- AIM
Pick out all lines in the listing holding the string "title" and copy them.

======== DATA SUPPLIED

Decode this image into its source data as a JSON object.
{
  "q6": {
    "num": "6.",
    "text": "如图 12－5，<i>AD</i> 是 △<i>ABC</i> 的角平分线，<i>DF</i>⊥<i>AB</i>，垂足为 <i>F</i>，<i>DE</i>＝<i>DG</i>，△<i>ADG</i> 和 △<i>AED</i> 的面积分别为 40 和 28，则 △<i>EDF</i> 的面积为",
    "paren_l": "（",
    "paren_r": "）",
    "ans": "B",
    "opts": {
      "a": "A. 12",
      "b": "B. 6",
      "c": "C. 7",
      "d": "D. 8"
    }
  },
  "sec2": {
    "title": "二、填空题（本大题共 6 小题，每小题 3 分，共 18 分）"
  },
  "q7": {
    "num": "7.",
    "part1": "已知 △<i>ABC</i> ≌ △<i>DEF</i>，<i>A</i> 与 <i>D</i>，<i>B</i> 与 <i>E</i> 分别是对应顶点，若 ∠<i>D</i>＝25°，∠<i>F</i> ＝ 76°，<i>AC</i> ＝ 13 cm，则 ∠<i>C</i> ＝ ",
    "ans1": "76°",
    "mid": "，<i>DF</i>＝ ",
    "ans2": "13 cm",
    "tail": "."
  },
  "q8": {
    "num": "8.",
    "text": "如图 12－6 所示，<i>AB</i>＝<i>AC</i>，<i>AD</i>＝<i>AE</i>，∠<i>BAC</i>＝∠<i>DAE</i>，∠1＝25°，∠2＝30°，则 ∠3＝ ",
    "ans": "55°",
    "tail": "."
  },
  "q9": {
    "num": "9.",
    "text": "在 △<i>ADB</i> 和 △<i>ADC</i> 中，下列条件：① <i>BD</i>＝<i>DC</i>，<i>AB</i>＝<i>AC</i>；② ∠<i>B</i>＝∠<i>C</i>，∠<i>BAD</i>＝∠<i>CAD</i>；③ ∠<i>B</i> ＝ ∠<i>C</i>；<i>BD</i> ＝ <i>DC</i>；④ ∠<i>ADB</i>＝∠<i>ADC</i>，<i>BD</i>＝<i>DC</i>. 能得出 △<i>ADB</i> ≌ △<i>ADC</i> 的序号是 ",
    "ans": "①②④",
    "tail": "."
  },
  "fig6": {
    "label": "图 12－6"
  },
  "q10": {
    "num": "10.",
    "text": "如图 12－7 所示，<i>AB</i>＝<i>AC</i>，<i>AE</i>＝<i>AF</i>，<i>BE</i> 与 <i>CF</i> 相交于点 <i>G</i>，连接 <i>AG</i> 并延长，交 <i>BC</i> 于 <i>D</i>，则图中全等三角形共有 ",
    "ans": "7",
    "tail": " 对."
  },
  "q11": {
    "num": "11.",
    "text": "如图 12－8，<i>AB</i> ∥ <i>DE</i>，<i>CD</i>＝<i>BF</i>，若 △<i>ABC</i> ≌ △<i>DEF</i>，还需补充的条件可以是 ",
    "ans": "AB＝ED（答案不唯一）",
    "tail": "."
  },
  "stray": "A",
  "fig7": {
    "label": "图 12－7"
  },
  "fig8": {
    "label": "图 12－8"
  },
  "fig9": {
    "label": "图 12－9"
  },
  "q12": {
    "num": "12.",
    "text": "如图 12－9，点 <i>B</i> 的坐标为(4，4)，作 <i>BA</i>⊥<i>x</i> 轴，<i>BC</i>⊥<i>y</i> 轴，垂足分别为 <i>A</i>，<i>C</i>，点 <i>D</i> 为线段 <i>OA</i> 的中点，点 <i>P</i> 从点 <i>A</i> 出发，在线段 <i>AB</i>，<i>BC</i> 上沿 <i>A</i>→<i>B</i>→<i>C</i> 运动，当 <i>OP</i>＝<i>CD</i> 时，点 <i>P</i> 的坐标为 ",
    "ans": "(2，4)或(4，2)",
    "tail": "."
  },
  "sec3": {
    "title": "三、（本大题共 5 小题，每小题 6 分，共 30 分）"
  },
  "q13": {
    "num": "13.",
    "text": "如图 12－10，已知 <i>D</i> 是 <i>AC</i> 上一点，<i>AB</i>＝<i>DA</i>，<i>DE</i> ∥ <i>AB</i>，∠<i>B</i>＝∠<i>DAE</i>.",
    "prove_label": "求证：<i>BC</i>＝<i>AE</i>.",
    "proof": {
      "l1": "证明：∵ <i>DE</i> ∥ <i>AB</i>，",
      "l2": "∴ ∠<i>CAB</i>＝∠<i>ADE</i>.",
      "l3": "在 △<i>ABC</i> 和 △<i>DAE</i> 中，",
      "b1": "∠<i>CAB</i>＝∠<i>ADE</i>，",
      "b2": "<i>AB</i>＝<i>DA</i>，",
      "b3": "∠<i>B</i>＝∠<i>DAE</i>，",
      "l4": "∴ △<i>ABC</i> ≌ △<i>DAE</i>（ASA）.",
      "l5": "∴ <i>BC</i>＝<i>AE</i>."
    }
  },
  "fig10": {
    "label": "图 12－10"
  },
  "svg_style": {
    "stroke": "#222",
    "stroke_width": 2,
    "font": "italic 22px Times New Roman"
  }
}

================

- OUTPUT
    "title": "二、填空题（本大题共 6 小题，每小题 3 分，共 18 分）"
    "title": "三、（本大题共 5 小题，每小题 6 分，共 30 分）"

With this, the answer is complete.